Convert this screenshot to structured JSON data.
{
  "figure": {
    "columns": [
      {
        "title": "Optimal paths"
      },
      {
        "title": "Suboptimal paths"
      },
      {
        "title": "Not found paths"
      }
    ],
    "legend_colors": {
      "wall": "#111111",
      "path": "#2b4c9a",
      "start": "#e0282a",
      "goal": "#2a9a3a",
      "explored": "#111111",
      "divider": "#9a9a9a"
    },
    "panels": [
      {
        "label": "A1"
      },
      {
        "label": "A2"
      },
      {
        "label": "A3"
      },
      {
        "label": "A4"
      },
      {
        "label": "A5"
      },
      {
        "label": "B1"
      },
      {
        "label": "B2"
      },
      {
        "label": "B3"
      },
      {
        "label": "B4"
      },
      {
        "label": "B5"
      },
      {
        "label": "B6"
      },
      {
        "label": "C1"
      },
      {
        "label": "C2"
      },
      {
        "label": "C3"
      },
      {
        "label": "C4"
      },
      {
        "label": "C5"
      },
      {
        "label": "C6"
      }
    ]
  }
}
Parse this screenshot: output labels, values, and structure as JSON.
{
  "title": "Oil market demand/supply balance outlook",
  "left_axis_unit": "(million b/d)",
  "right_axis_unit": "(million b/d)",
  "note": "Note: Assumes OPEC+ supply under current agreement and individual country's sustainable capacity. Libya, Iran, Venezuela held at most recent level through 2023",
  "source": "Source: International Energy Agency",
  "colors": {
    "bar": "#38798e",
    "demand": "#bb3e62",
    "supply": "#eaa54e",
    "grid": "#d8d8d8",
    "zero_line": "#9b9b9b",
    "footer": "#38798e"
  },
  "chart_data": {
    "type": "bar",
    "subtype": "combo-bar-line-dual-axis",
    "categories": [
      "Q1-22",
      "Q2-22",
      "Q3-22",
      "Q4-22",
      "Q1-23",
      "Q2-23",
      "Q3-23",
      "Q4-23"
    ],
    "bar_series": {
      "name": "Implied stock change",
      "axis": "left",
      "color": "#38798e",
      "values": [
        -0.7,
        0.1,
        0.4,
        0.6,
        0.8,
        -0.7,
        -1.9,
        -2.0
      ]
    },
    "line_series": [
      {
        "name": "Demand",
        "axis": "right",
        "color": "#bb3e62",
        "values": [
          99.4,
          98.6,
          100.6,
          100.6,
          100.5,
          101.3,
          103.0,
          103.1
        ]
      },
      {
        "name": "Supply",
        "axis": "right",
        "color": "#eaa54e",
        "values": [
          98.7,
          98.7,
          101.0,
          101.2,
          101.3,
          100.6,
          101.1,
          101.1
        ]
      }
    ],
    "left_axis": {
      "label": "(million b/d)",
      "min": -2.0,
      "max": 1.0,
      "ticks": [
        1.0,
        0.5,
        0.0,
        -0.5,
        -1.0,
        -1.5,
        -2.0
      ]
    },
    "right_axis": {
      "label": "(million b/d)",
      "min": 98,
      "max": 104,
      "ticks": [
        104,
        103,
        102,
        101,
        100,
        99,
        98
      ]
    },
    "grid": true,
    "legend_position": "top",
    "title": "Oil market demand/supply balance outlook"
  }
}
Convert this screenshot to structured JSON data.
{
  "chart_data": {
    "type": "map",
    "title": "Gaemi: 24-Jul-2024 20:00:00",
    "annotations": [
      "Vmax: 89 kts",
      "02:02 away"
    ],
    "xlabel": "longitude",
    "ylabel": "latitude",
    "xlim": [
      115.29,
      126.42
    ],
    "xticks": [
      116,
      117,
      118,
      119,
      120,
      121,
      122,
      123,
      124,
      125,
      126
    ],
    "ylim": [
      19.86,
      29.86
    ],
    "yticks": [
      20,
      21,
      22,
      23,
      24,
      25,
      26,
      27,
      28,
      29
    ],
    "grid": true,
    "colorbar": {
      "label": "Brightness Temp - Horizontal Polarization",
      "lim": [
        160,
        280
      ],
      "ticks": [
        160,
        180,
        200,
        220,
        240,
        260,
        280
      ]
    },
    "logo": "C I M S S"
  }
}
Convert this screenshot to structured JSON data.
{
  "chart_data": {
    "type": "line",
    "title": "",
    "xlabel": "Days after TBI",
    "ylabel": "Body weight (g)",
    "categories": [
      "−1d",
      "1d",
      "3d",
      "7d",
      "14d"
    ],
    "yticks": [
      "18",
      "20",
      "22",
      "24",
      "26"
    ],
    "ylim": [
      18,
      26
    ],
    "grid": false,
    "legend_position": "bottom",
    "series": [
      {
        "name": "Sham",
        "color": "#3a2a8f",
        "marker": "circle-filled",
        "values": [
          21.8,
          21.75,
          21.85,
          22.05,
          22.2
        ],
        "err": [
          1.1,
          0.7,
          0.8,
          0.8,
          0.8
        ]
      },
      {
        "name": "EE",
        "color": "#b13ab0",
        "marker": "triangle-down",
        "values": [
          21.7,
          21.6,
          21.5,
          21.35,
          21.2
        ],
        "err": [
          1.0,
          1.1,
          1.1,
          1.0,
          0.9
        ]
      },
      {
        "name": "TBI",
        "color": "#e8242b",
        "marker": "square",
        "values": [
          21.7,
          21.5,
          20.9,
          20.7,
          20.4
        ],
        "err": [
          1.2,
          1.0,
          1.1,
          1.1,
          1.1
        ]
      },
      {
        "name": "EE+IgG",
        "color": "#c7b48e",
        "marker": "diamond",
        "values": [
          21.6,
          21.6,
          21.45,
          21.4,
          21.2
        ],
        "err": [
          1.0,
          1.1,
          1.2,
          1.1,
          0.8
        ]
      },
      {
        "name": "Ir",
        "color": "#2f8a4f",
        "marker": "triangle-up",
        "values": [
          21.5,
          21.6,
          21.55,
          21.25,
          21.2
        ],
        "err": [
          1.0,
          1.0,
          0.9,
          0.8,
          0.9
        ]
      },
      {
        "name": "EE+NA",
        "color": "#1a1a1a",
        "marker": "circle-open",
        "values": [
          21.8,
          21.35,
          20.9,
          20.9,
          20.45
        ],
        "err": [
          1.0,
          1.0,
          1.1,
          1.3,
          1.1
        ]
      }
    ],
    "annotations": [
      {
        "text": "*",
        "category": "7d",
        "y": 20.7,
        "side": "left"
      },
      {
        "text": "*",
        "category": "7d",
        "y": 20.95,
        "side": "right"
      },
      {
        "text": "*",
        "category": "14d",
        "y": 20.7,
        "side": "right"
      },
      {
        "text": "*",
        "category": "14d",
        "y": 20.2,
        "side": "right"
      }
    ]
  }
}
◇ ◇ ◇ ◇ ◇
Indicate how many lines of the material include the word "xlabel"; the number alone is required.

- [Solution to the problem]
2